• Task to carry out: Repeat the full listing below verbatim and keep the images out.

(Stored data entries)
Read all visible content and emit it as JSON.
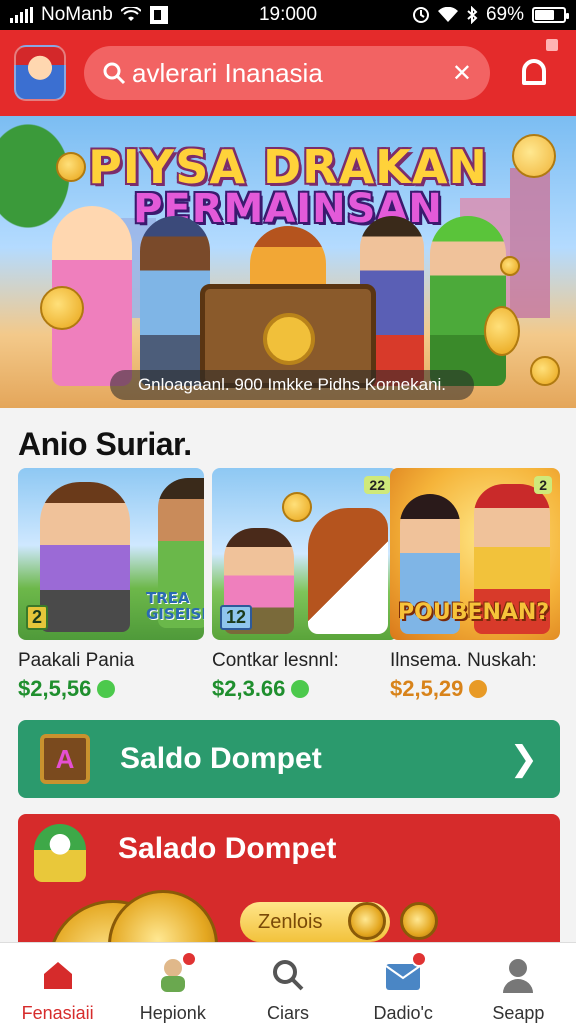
{
  "status_bar": {
    "carrier": "NoManb",
    "time": "19:000",
    "battery": "69%",
    "battery_level": 0.69
  },
  "header": {
    "search_text": "avlerari Inanasia",
    "clear_icon": "close-icon",
    "bell_icon": "bell-icon"
  },
  "banner": {
    "title_line1": "PIYSA DRAKAN",
    "title_line2": "PERMAINSAN",
    "caption": "Gnloagaanl. 900 Imkke Pidhs Kornekani."
  },
  "section": {
    "title": "Anio Suriar."
  },
  "cards": [
    {
      "name": "Paakali Pania",
      "price": "$2,5,56",
      "price_color": "#1f8f2e",
      "dot_color": "#4cc94c",
      "badge": "2",
      "overlay": "TREA GISEISES"
    },
    {
      "name": "Contkar lesnnl:",
      "price": "$2,3.66",
      "price_color": "#1f8f2e",
      "dot_color": "#4cc94c",
      "badge": "12",
      "tag": "22"
    },
    {
      "name": "Ilnsema. Nuskah:",
      "price": "$2,5,29",
      "price_color": "#d8831a",
      "dot_color": "#e89a25",
      "tag": "2",
      "overlay": "POUBENAN?"
    }
  ],
  "wallet_primary": {
    "label": "Saldo Dompet",
    "icon_letter": "A"
  },
  "wallet_secondary": {
    "label": "Salado Dompet",
    "pill": "Zenlois"
  },
  "nav": [
    {
      "label": "Fenasiaii",
      "icon": "home-icon",
      "active": true
    },
    {
      "label": "Hepionk",
      "icon": "character-icon",
      "active": false
    },
    {
      "label": "Ciars",
      "icon": "search-icon",
      "active": false
    },
    {
      "label": "Dadio'c",
      "icon": "mail-icon",
      "active": false
    },
    {
      "label": "Seapp",
      "icon": "profile-icon",
      "active": false
    }
  ],
  "colors": {
    "header_red": "#e42b2b",
    "wallet_green": "#2b9a6d",
    "wallet_red": "#d62b2b",
    "active_nav": "#d62b2b"
  }
}
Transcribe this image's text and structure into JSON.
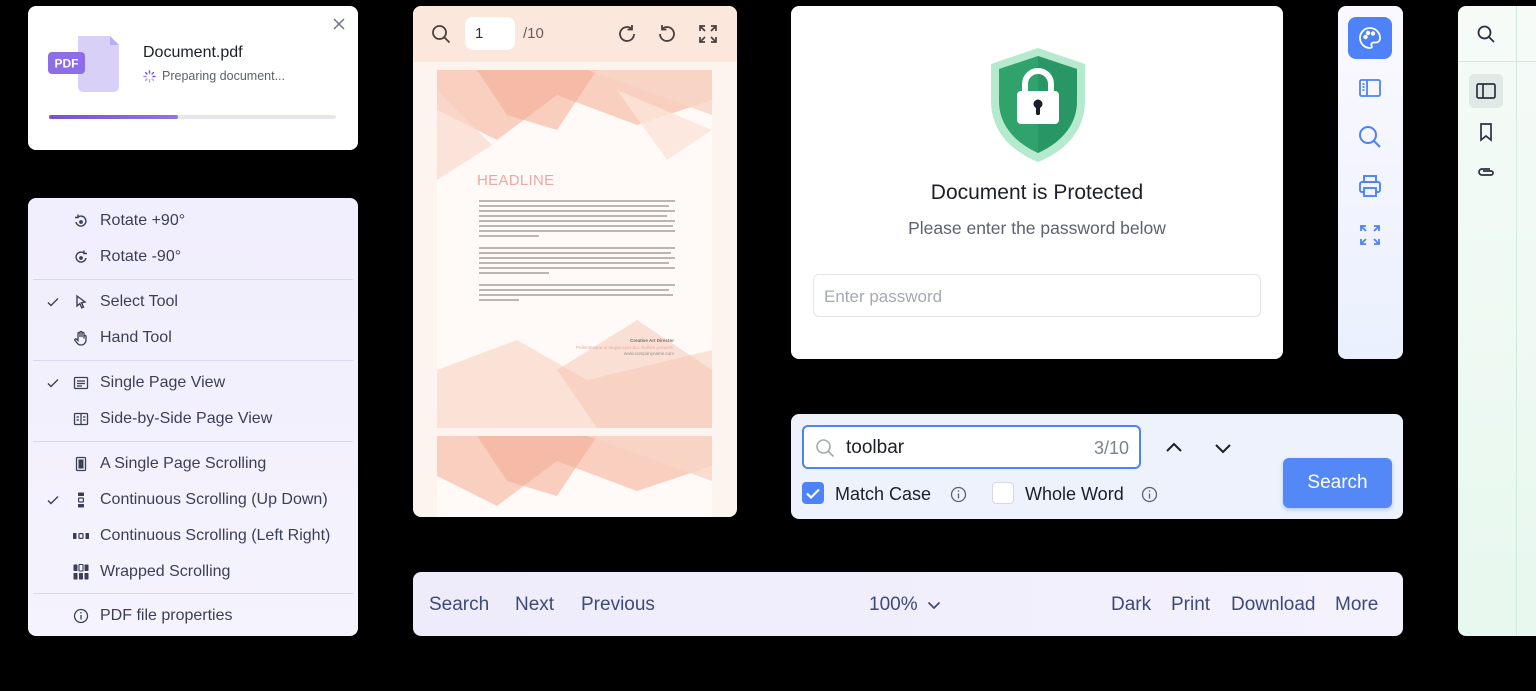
{
  "loading_card": {
    "badge": "PDF",
    "file_name": "Document.pdf",
    "status": "Preparing document...",
    "progress": 0.45
  },
  "context_menu": {
    "items": [
      {
        "label": "Rotate +90°",
        "icon": "rotate-cw-icon",
        "checked": false
      },
      {
        "label": "Rotate -90°",
        "icon": "rotate-ccw-icon",
        "checked": false
      },
      {
        "label": "Select Tool",
        "icon": "cursor-icon",
        "checked": true
      },
      {
        "label": "Hand Tool",
        "icon": "hand-icon",
        "checked": false
      },
      {
        "label": "Single Page View",
        "icon": "single-page-icon",
        "checked": true
      },
      {
        "label": "Side-by-Side Page View",
        "icon": "side-by-side-icon",
        "checked": false
      },
      {
        "label": "A Single Page Scrolling",
        "icon": "single-scroll-icon",
        "checked": false
      },
      {
        "label": "Continuous Scrolling (Up Down)",
        "icon": "vertical-scroll-icon",
        "checked": true
      },
      {
        "label": "Continuous Scrolling (Left Right)",
        "icon": "horizontal-scroll-icon",
        "checked": false
      },
      {
        "label": "Wrapped Scrolling",
        "icon": "wrapped-scroll-icon",
        "checked": false
      },
      {
        "label": "PDF file properties",
        "icon": "info-icon",
        "checked": false
      }
    ]
  },
  "viewer": {
    "page_number": "1",
    "page_total": "/10",
    "letter": {
      "headline": "HEADLINE",
      "signature_title": "Creative Art Director",
      "signature_line": "Pellentesque ut neque iquis dui. Nullam posuere.",
      "signature_web": "www.companyname.com"
    }
  },
  "protected_dialog": {
    "title": "Document is Protected",
    "subtitle": "Please enter the password below",
    "password_placeholder": "Enter password"
  },
  "side_toolbar": {
    "icons": [
      "palette-icon",
      "sidebar-icon",
      "search-icon",
      "print-icon",
      "fullscreen-icon"
    ]
  },
  "search_panel": {
    "query": "toolbar",
    "count": "3/10",
    "match_case_label": "Match Case",
    "match_case_checked": true,
    "whole_word_label": "Whole Word",
    "whole_word_checked": false,
    "search_button": "Search"
  },
  "bottom_toolbar": {
    "search": "Search",
    "next": "Next",
    "previous": "Previous",
    "zoom": "100%",
    "dark": "Dark",
    "print": "Print",
    "download": "Download",
    "more": "More"
  },
  "colors": {
    "accent": "#4d82f8",
    "purple": "#7b4fd6",
    "shield_green": "#2fa36b",
    "viewer_toolbar": "#fce7dc"
  }
}
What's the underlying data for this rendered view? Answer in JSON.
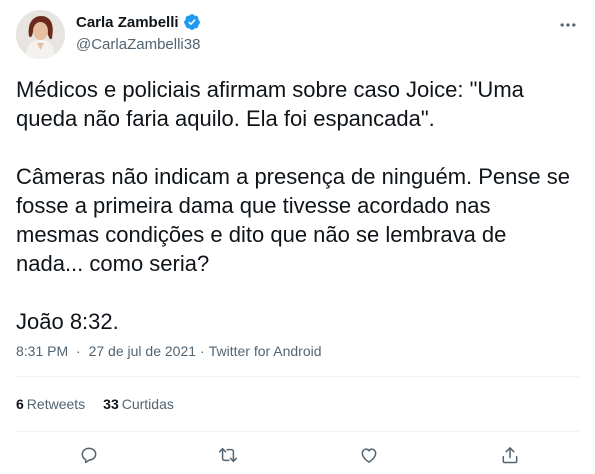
{
  "author": {
    "display_name": "Carla Zambelli",
    "handle": "@CarlaZambelli38",
    "verified": true,
    "verified_color": "#1d9bf0"
  },
  "tweet": {
    "paragraphs": [
      "Médicos e policiais afirmam sobre caso Joice: \"Uma queda não faria aquilo. Ela foi espancada\".",
      "Câmeras não indicam a presença de ninguém. Pense se fosse a primeira dama que tivesse acordado nas mesmas condições e dito que não se lembrava de nada... como seria?",
      "João 8:32."
    ]
  },
  "meta": {
    "time": "8:31 PM",
    "separator": "·",
    "date": "27 de jul de 2021",
    "source": "Twitter for Android"
  },
  "stats": {
    "retweets_count": "6",
    "retweets_label": "Retweets",
    "likes_count": "33",
    "likes_label": "Curtidas"
  },
  "icons": {
    "more": "more-horizontal-icon",
    "reply": "reply-icon",
    "retweet": "retweet-icon",
    "like": "like-icon",
    "share": "share-icon"
  },
  "colors": {
    "text_primary": "#0f1419",
    "text_secondary": "#536471",
    "divider": "#eff3f4"
  }
}
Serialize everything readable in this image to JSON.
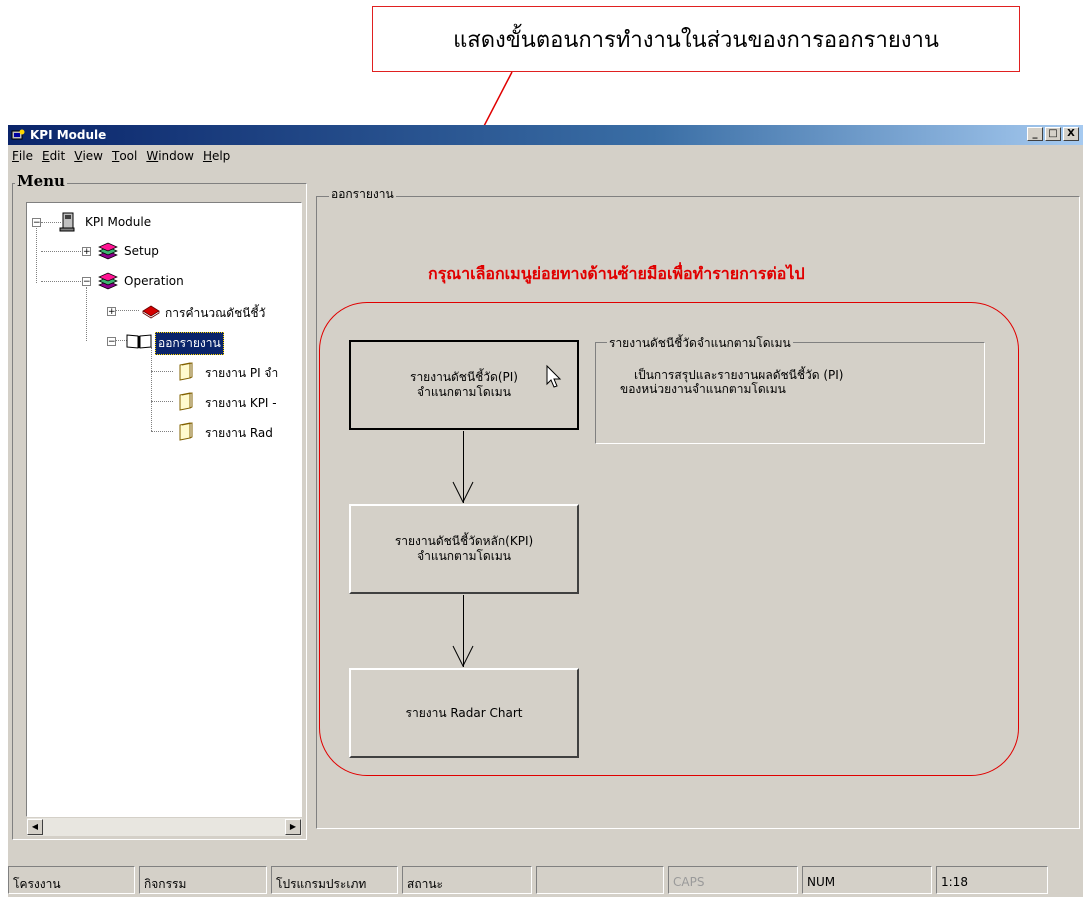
{
  "annotation": {
    "callout_text": "แสดงขั้นตอนการทำงานในส่วนของการออกรายงาน",
    "instruction_text": "กรุณาเลือกเมนูย่อยทางด้านซ้ายมือเพื่อทำรายการต่อไป",
    "color": "#e00000"
  },
  "window": {
    "title": "KPI Module",
    "controls": [
      "_",
      "□",
      "X"
    ]
  },
  "menubar": {
    "items": [
      "File",
      "Edit",
      "View",
      "Tool",
      "Window",
      "Help"
    ],
    "mnemonics": [
      "F",
      "E",
      "V",
      "T",
      "W",
      "H"
    ]
  },
  "menu_panel": {
    "caption": "Menu",
    "tree": {
      "root": "KPI Module",
      "setup": "Setup",
      "operation": "Operation",
      "calc": "การคำนวณดัชนีชี้วั",
      "report": "ออกรายงาน",
      "report_children": [
        "รายงาน PI จำ",
        "รายงาน KPI -",
        "รายงาน Rad"
      ]
    }
  },
  "report_panel": {
    "caption": "ออกรายงาน",
    "steps": [
      {
        "line1": "รายงานดัชนีชี้วัด(PI)",
        "line2": "จำแนกตามโดเมน"
      },
      {
        "line1": "รายงานดัชนีชี้วัดหลัก(KPI)",
        "line2": "จำแนกตามโดเมน"
      },
      {
        "line1": "รายงาน Radar Chart",
        "line2": ""
      }
    ],
    "description": {
      "caption": "รายงานดัชนีชี้วัดจำแนกตามโดเมน",
      "line1": "เป็นการสรุปและรายงานผลดัชนีชี้วัด (PI)",
      "line2": "ของหน่วยงานจำแนกตามโดเมน"
    }
  },
  "statusbar": {
    "panels": [
      "โครงงาน",
      "กิจกรรม",
      "โปรแกรมประเภท",
      "สถานะ",
      "",
      "CAPS",
      "NUM",
      "1:18"
    ]
  }
}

• Result for this task:
Read all visible content and emit it as JSON.
{
  "status_bar": {
    "carrier": "NoManb",
    "time": "19:000",
    "battery": "69%",
    "battery_level": 0.69
  },
  "header": {
    "search_text": "avlerari Inanasia",
    "clear_icon": "close-icon",
    "bell_icon": "bell-icon"
  },
  "banner": {
    "title_line1": "PIYSA DRAKAN",
    "title_line2": "PERMAINSAN",
    "caption": "Gnloagaanl. 900 Imkke Pidhs Kornekani."
  },
  "section": {
    "title": "Anio Suriar."
  },
  "cards": [
    {
      "name": "Paakali Pania",
      "price": "$2,5,56",
      "price_color": "#1f8f2e",
      "dot_color": "#4cc94c",
      "badge": "2",
      "overlay": "TREA GISEISES"
    },
    {
      "name": "Contkar lesnnl:",
      "price": "$2,3.66",
      "price_color": "#1f8f2e",
      "dot_color": "#4cc94c",
      "badge": "12",
      "tag": "22"
    },
    {
      "name": "Ilnsema. Nuskah:",
      "price": "$2,5,29",
      "price_color": "#d8831a",
      "dot_color": "#e89a25",
      "tag": "2",
      "overlay": "POUBENAN?"
    }
  ],
  "wallet_primary": {
    "label": "Saldo Dompet",
    "icon_letter": "A"
  },
  "wallet_secondary": {
    "label": "Salado Dompet",
    "pill": "Zenlois"
  },
  "nav": [
    {
      "label": "Fenasiaii",
      "icon": "home-icon",
      "active": true
    },
    {
      "label": "Hepionk",
      "icon": "character-icon",
      "active": false
    },
    {
      "label": "Ciars",
      "icon": "search-icon",
      "active": false
    },
    {
      "label": "Dadio'c",
      "icon": "mail-icon",
      "active": false
    },
    {
      "label": "Seapp",
      "icon": "profile-icon",
      "active": false
    }
  ],
  "colors": {
    "header_red": "#e42b2b",
    "wallet_green": "#2b9a6d",
    "wallet_red": "#d62b2b",
    "active_nav": "#d62b2b"
  }
}
Transcribe this image's text and structure into JSON.
{
  "loading_card": {
    "badge": "PDF",
    "file_name": "Document.pdf",
    "status": "Preparing document...",
    "progress": 0.45
  },
  "context_menu": {
    "items": [
      {
        "label": "Rotate +90°",
        "icon": "rotate-cw-icon",
        "checked": false
      },
      {
        "label": "Rotate -90°",
        "icon": "rotate-ccw-icon",
        "checked": false
      },
      {
        "label": "Select Tool",
        "icon": "cursor-icon",
        "checked": true
      },
      {
        "label": "Hand Tool",
        "icon": "hand-icon",
        "checked": false
      },
      {
        "label": "Single Page View",
        "icon": "single-page-icon",
        "checked": true
      },
      {
        "label": "Side-by-Side Page View",
        "icon": "side-by-side-icon",
        "checked": false
      },
      {
        "label": "A Single Page Scrolling",
        "icon": "single-scroll-icon",
        "checked": false
      },
      {
        "label": "Continuous Scrolling (Up Down)",
        "icon": "vertical-scroll-icon",
        "checked": true
      },
      {
        "label": "Continuous Scrolling (Left Right)",
        "icon": "horizontal-scroll-icon",
        "checked": false
      },
      {
        "label": "Wrapped Scrolling",
        "icon": "wrapped-scroll-icon",
        "checked": false
      },
      {
        "label": "PDF file properties",
        "icon": "info-icon",
        "checked": false
      }
    ]
  },
  "viewer": {
    "page_number": "1",
    "page_total": "/10",
    "letter": {
      "headline": "HEADLINE",
      "signature_title": "Creative Art Director",
      "signature_line": "Pellentesque ut neque iquis dui. Nullam posuere.",
      "signature_web": "www.companyname.com"
    }
  },
  "protected_dialog": {
    "title": "Document is Protected",
    "subtitle": "Please enter the password below",
    "password_placeholder": "Enter password"
  },
  "side_toolbar": {
    "icons": [
      "palette-icon",
      "sidebar-icon",
      "search-icon",
      "print-icon",
      "fullscreen-icon"
    ]
  },
  "search_panel": {
    "query": "toolbar",
    "count": "3/10",
    "match_case_label": "Match Case",
    "match_case_checked": true,
    "whole_word_label": "Whole Word",
    "whole_word_checked": false,
    "search_button": "Search"
  },
  "bottom_toolbar": {
    "search": "Search",
    "next": "Next",
    "previous": "Previous",
    "zoom": "100%",
    "dark": "Dark",
    "print": "Print",
    "download": "Download",
    "more": "More"
  },
  "colors": {
    "accent": "#4d82f8",
    "purple": "#7b4fd6",
    "shield_green": "#2fa36b",
    "viewer_toolbar": "#fce7dc"
  }
}
What's the underlying data for this rendered view? Answer in JSON.
{
  "author": {
    "display_name": "Carla Zambelli",
    "handle": "@CarlaZambelli38",
    "verified": true,
    "verified_color": "#1d9bf0"
  },
  "tweet": {
    "paragraphs": [
      "Médicos e policiais afirmam sobre caso Joice: \"Uma queda não faria aquilo. Ela foi espancada\".",
      "Câmeras não indicam a presença de ninguém. Pense se fosse a primeira dama que tivesse acordado nas mesmas condições e dito que não se lembrava de nada... como seria?",
      "João 8:32."
    ]
  },
  "meta": {
    "time": "8:31 PM",
    "separator": "·",
    "date": "27 de jul de 2021",
    "source": "Twitter for Android"
  },
  "stats": {
    "retweets_count": "6",
    "retweets_label": "Retweets",
    "likes_count": "33",
    "likes_label": "Curtidas"
  },
  "icons": {
    "more": "more-horizontal-icon",
    "reply": "reply-icon",
    "retweet": "retweet-icon",
    "like": "like-icon",
    "share": "share-icon"
  },
  "colors": {
    "text_primary": "#0f1419",
    "text_secondary": "#536471",
    "divider": "#eff3f4"
  }
}
Serialize everything readable in this image to JSON.
{
  "annotation": {
    "callout_text": "แสดงขั้นตอนการทำงานในส่วนของการออกรายงาน",
    "instruction_text": "กรุณาเลือกเมนูย่อยทางด้านซ้ายมือเพื่อทำรายการต่อไป",
    "color": "#e00000"
  },
  "window": {
    "title": "KPI Module",
    "controls": [
      "_",
      "□",
      "X"
    ]
  },
  "menubar": {
    "items": [
      "File",
      "Edit",
      "View",
      "Tool",
      "Window",
      "Help"
    ],
    "mnemonics": [
      "F",
      "E",
      "V",
      "T",
      "W",
      "H"
    ]
  },
  "menu_panel": {
    "caption": "Menu",
    "tree": {
      "root": "KPI Module",
      "setup": "Setup",
      "operation": "Operation",
      "calc": "การคำนวณดัชนีชี้วั",
      "report": "ออกรายงาน",
      "report_children": [
        "รายงาน PI จำ",
        "รายงาน KPI -",
        "รายงาน Rad"
      ]
    }
  },
  "report_panel": {
    "caption": "ออกรายงาน",
    "steps": [
      {
        "line1": "รายงานดัชนีชี้วัด(PI)",
        "line2": "จำแนกตามโดเมน"
      },
      {
        "line1": "รายงานดัชนีชี้วัดหลัก(KPI)",
        "line2": "จำแนกตามโดเมน"
      },
      {
        "line1": "รายงาน Radar Chart",
        "line2": ""
      }
    ],
    "description": {
      "caption": "รายงานดัชนีชี้วัดจำแนกตามโดเมน",
      "line1": "เป็นการสรุปและรายงานผลดัชนีชี้วัด (PI)",
      "line2": "ของหน่วยงานจำแนกตามโดเมน"
    }
  },
  "statusbar": {
    "panels": [
      "โครงงาน",
      "กิจกรรม",
      "โปรแกรมประเภท",
      "สถานะ",
      "",
      "CAPS",
      "NUM",
      "1:18"
    ]
  }
}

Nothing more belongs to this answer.